# Task objective
The complete listing should be restated exactly.

# Available data
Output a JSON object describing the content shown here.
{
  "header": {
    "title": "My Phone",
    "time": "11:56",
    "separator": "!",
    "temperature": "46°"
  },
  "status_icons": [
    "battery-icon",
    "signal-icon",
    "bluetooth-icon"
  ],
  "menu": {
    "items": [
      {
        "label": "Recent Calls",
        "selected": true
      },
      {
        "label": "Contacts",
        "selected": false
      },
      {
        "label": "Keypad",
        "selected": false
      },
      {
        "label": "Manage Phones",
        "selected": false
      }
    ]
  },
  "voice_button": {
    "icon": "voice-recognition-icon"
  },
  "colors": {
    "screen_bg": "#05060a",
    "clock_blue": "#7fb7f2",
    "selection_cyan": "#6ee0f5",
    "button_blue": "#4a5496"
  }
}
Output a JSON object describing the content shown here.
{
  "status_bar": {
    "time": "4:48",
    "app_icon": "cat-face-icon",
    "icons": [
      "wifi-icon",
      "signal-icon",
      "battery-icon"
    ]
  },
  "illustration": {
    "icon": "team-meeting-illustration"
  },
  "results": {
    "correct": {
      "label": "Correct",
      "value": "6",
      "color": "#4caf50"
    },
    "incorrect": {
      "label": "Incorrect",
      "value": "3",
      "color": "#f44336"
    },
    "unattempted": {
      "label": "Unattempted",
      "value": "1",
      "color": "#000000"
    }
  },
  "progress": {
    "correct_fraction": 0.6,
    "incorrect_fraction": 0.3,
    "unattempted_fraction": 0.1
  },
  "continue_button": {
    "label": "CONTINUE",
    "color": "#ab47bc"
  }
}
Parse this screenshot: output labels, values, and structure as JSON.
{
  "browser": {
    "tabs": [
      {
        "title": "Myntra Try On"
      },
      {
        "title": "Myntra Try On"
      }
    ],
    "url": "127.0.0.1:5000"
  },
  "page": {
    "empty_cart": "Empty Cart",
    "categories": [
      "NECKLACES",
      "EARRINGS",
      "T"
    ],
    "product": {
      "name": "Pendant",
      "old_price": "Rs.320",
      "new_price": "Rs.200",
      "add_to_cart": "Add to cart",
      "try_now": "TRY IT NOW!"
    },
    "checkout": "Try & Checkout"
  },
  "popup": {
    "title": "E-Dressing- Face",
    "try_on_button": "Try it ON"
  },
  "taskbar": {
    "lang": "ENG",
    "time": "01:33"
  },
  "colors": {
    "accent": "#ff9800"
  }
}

# Exercise output
Output a JSON object describing the content shown here.
{
  "header": {
    "title": "My Phone",
    "time": "11:56",
    "separator": "!",
    "temperature": "46°"
  },
  "status_icons": [
    "battery-icon",
    "signal-icon",
    "bluetooth-icon"
  ],
  "menu": {
    "items": [
      {
        "label": "Recent Calls",
        "selected": true
      },
      {
        "label": "Contacts",
        "selected": false
      },
      {
        "label": "Keypad",
        "selected": false
      },
      {
        "label": "Manage Phones",
        "selected": false
      }
    ]
  },
  "voice_button": {
    "icon": "voice-recognition-icon"
  },
  "colors": {
    "screen_bg": "#05060a",
    "clock_blue": "#7fb7f2",
    "selection_cyan": "#6ee0f5",
    "button_blue": "#4a5496"
  }
}
Output a JSON object describing the content shown here.
{
  "status_bar": {
    "time": "4:48",
    "app_icon": "cat-face-icon",
    "icons": [
      "wifi-icon",
      "signal-icon",
      "battery-icon"
    ]
  },
  "illustration": {
    "icon": "team-meeting-illustration"
  },
  "results": {
    "correct": {
      "label": "Correct",
      "value": "6",
      "color": "#4caf50"
    },
    "incorrect": {
      "label": "Incorrect",
      "value": "3",
      "color": "#f44336"
    },
    "unattempted": {
      "label": "Unattempted",
      "value": "1",
      "color": "#000000"
    }
  },
  "progress": {
    "correct_fraction": 0.6,
    "incorrect_fraction": 0.3,
    "unattempted_fraction": 0.1
  },
  "continue_button": {
    "label": "CONTINUE",
    "color": "#ab47bc"
  }
}
Parse this screenshot: output labels, values, and structure as JSON.
{
  "browser": {
    "tabs": [
      {
        "title": "Myntra Try On"
      },
      {
        "title": "Myntra Try On"
      }
    ],
    "url": "127.0.0.1:5000"
  },
  "page": {
    "empty_cart": "Empty Cart",
    "categories": [
      "NECKLACES",
      "EARRINGS",
      "T"
    ],
    "product": {
      "name": "Pendant",
      "old_price": "Rs.320",
      "new_price": "Rs.200",
      "add_to_cart": "Add to cart",
      "try_now": "TRY IT NOW!"
    },
    "checkout": "Try & Checkout"
  },
  "popup": {
    "title": "E-Dressing- Face",
    "try_on_button": "Try it ON"
  },
  "taskbar": {
    "lang": "ENG",
    "time": "01:33"
  },
  "colors": {
    "accent": "#ff9800"
  }
}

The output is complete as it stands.